— Exercise objective —
Go through the data below. List every line that holds the word "平方厘米".

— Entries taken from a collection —
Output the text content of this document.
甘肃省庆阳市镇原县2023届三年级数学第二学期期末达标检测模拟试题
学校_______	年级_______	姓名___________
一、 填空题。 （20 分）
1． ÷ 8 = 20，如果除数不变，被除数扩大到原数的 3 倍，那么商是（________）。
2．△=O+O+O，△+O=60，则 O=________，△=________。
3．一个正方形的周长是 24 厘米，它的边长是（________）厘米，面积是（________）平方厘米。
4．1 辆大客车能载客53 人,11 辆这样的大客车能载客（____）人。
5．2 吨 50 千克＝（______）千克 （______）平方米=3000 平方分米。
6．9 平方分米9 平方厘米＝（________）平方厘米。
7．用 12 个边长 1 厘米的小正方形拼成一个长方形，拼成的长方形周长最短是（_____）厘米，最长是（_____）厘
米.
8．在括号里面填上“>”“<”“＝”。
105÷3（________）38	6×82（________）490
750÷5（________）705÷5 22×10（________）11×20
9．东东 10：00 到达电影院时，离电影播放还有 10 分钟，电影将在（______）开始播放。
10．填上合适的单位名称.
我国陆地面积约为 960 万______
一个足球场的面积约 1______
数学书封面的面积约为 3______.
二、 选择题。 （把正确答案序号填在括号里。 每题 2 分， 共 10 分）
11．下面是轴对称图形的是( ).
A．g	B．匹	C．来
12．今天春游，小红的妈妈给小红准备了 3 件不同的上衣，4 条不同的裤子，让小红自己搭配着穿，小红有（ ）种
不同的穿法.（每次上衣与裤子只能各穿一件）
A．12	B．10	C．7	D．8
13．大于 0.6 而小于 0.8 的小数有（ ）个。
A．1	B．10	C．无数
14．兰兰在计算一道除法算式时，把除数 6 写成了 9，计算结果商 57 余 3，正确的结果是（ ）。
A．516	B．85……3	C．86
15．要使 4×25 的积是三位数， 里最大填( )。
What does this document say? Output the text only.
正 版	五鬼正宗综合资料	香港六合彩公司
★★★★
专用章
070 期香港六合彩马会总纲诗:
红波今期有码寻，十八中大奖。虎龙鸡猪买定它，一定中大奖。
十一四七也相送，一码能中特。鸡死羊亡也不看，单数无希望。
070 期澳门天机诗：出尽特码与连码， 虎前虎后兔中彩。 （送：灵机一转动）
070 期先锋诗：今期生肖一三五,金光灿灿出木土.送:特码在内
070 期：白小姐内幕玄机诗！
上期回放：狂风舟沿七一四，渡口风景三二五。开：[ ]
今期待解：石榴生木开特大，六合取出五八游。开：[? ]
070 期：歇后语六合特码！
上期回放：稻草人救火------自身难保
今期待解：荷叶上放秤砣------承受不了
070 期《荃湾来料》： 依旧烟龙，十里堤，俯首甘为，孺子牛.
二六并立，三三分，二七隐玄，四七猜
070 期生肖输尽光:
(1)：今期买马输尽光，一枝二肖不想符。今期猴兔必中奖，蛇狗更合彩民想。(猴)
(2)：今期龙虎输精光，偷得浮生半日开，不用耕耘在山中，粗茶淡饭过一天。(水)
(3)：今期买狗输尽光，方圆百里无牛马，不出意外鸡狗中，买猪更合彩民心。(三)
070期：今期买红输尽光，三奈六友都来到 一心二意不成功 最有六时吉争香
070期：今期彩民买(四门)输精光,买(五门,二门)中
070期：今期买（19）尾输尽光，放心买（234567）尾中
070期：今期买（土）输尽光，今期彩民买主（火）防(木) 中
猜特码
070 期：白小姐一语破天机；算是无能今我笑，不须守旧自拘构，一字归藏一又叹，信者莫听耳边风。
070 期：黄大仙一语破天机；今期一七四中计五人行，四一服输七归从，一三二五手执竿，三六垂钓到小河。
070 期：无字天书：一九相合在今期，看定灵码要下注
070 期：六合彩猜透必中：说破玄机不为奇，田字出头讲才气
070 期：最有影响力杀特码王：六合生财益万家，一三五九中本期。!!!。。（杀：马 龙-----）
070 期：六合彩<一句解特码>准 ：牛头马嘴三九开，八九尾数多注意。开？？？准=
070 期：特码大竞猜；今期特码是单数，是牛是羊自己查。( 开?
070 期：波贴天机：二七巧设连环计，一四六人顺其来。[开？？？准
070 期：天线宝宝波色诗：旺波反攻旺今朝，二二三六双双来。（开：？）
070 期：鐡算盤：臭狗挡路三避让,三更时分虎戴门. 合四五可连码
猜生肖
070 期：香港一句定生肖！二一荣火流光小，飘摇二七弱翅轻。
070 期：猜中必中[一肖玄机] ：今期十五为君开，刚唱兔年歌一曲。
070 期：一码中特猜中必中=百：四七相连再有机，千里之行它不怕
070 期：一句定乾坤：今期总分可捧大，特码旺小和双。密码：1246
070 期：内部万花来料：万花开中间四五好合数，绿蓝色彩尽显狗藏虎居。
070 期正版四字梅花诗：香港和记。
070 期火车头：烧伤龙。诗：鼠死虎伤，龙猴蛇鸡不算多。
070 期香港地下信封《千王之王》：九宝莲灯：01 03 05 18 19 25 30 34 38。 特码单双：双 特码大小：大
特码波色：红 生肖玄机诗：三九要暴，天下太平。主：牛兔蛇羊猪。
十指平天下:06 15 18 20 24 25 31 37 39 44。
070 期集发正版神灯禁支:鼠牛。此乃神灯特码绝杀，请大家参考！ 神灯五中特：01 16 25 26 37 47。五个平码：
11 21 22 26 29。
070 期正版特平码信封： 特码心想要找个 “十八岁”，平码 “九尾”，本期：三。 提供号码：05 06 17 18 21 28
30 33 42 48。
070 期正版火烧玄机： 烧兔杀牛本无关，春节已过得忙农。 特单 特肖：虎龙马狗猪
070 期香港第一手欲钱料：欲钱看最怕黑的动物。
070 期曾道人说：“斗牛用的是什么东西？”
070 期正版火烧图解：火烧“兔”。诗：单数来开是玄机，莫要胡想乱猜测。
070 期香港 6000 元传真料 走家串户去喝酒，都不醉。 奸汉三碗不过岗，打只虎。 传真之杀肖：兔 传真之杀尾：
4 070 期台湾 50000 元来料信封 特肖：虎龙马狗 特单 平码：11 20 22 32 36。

— Output of the task —
3．一个正方形的周长是 24 厘米，它的边长是（________）厘米，面积是（________）平方厘米。
6．9 平方分米9 平方厘米＝（________）平方厘米。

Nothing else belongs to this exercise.